## EXERCISE GOAL:
Show all lines holding "Adjust".

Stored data
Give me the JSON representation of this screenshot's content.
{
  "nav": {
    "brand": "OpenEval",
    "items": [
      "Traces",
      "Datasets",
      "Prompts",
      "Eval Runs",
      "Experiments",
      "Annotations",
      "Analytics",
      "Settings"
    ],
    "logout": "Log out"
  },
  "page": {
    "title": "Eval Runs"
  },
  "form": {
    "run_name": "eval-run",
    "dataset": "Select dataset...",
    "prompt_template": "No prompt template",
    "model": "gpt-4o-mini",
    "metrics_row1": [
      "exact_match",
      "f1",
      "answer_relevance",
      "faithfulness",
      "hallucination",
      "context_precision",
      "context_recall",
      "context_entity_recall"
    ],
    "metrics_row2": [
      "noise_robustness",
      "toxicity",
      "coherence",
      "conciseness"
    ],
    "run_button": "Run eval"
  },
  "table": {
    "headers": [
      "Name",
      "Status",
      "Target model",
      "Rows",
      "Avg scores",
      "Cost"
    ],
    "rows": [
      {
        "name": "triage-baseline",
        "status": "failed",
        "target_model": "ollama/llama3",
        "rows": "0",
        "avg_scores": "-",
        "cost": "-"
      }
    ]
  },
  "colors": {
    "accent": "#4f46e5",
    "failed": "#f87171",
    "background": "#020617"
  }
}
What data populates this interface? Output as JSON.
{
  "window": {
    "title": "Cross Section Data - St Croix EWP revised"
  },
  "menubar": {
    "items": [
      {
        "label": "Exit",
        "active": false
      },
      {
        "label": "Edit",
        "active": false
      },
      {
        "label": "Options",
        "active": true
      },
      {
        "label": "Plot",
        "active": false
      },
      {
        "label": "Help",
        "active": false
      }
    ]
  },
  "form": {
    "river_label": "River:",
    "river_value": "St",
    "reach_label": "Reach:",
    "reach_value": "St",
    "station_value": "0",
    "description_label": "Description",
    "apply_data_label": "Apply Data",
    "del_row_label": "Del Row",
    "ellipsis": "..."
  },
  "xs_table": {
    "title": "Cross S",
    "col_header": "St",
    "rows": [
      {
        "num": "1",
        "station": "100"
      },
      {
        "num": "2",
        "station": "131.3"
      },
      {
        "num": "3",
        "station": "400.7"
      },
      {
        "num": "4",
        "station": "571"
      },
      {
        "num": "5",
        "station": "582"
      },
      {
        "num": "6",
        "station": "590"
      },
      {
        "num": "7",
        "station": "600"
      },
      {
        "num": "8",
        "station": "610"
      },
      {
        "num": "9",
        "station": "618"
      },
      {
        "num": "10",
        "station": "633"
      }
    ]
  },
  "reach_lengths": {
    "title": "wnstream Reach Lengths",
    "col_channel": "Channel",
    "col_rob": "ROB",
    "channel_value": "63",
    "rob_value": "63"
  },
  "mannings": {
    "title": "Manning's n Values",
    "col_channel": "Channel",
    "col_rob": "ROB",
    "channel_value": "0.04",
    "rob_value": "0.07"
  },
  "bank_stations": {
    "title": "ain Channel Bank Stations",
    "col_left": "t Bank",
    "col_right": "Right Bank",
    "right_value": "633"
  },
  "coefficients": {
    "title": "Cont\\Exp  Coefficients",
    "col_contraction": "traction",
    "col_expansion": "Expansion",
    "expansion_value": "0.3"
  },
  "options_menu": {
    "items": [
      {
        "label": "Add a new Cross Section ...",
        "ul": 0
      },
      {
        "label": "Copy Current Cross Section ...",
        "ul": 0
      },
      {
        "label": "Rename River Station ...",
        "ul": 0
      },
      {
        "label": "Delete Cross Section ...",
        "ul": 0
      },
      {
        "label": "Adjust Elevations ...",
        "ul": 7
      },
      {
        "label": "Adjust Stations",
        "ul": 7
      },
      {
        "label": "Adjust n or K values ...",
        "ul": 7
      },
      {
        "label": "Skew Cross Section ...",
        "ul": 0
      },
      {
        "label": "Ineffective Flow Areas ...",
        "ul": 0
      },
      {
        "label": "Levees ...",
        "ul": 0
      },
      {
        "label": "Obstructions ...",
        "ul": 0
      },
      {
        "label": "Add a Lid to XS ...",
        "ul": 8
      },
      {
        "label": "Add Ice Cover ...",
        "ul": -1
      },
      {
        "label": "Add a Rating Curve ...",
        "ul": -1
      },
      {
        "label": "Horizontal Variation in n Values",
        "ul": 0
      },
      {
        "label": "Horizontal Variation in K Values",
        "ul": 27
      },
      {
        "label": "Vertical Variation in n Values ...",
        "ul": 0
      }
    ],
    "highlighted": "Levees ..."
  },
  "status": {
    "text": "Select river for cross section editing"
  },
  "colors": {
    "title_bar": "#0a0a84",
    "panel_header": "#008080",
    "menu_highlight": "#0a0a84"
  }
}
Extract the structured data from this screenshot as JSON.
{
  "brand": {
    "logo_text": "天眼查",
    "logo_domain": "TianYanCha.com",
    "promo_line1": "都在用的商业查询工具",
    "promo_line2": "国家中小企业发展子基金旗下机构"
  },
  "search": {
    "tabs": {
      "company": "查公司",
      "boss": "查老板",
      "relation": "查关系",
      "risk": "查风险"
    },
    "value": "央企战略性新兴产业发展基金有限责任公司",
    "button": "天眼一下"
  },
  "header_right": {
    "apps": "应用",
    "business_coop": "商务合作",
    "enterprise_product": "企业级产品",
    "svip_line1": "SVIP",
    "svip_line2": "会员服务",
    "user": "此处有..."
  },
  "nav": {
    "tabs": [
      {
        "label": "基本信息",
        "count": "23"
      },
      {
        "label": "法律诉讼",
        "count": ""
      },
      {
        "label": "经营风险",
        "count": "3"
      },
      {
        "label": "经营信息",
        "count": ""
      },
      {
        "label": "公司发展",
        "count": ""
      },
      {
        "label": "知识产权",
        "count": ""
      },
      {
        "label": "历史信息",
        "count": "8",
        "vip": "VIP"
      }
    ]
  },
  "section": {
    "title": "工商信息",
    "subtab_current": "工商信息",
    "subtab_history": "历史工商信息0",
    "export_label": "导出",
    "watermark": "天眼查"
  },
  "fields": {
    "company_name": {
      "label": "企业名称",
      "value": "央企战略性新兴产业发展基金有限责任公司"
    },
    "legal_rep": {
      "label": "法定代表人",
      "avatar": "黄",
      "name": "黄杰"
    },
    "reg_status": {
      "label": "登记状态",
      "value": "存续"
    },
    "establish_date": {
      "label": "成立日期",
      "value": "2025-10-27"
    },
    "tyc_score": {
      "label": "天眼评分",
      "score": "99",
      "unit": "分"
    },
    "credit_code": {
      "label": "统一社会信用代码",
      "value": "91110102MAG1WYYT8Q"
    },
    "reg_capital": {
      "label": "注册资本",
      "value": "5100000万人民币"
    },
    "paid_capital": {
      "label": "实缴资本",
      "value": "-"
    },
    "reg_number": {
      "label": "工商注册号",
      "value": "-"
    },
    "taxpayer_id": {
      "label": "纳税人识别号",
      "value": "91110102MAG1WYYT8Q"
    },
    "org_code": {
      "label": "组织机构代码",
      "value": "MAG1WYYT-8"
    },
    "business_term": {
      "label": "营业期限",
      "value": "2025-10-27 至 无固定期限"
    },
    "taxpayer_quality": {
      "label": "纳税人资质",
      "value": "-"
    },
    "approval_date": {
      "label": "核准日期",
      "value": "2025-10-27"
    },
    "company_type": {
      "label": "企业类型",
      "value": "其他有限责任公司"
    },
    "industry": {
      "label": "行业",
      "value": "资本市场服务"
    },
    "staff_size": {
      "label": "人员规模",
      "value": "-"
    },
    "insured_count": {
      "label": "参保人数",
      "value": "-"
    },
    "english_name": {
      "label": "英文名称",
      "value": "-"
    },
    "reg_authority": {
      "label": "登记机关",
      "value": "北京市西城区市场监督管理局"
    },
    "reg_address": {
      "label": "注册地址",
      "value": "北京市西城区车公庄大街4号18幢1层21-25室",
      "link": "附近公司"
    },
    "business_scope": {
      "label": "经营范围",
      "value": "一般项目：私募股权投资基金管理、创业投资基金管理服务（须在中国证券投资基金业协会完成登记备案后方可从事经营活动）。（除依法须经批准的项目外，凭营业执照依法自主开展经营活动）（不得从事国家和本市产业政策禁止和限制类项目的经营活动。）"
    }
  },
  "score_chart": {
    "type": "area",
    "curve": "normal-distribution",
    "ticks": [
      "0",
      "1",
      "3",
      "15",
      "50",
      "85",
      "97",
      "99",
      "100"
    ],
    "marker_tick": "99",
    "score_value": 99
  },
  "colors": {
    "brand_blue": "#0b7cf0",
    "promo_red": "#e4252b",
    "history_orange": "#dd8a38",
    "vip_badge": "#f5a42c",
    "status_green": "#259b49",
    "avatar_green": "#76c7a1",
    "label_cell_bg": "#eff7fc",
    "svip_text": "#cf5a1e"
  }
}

## TASK RESULT:
        "label": "Adjust Elevations ...",
        "label": "Adjust Stations",
        "label": "Adjust n or K values ...",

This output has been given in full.